■ Required work
Copy each line of the entries that contains the word "JSON".

Dataset entries on figures
---

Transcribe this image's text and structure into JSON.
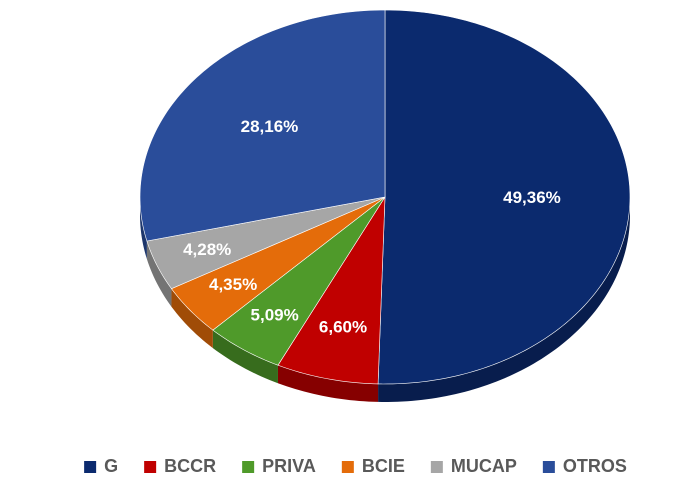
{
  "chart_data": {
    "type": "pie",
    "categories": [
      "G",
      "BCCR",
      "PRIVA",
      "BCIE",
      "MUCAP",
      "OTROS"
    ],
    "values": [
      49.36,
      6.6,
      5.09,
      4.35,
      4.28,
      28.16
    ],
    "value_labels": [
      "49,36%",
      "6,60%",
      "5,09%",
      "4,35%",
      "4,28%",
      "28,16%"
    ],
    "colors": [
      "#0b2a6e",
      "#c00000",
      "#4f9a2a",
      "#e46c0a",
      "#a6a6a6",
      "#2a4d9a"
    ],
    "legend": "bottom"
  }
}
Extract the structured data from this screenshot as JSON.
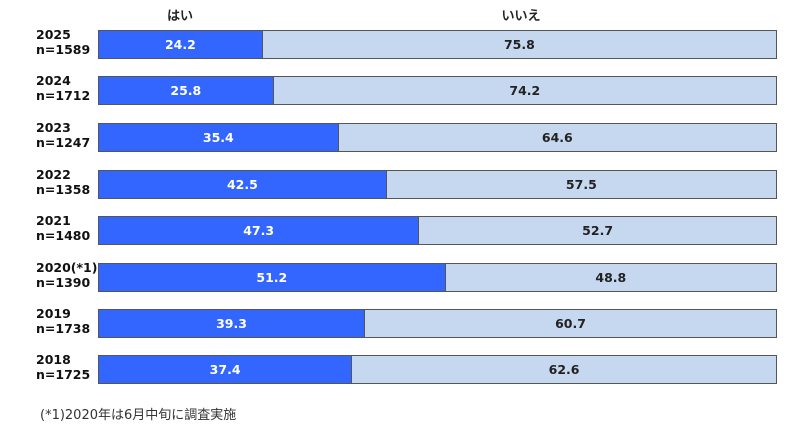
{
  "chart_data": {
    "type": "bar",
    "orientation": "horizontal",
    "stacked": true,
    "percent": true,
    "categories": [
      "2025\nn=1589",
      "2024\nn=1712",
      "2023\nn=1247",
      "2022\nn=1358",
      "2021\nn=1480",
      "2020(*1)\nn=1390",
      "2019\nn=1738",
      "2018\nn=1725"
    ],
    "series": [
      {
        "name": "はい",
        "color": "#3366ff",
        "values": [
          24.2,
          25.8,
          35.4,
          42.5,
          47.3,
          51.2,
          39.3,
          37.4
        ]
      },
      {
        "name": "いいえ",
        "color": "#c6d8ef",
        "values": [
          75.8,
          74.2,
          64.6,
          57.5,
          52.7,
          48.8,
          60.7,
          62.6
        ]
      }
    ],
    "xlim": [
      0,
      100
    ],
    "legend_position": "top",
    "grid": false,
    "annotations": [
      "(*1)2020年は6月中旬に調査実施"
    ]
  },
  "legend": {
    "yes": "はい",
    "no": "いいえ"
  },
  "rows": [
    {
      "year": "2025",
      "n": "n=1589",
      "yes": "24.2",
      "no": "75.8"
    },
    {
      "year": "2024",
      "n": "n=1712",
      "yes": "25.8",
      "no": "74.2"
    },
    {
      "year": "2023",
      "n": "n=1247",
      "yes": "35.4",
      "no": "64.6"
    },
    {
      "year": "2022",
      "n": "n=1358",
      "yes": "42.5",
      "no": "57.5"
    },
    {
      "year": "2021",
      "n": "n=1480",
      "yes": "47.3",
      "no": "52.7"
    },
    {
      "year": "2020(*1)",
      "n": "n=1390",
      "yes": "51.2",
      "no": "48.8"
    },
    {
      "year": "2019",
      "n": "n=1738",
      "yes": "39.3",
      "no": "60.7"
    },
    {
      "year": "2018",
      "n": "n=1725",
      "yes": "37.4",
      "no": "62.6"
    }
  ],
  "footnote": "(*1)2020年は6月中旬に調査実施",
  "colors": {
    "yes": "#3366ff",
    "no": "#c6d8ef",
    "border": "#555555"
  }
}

---

■ Solution below
Transcribe this image's text and structure into JSON.
Extract the structured data from this screenshot as JSON.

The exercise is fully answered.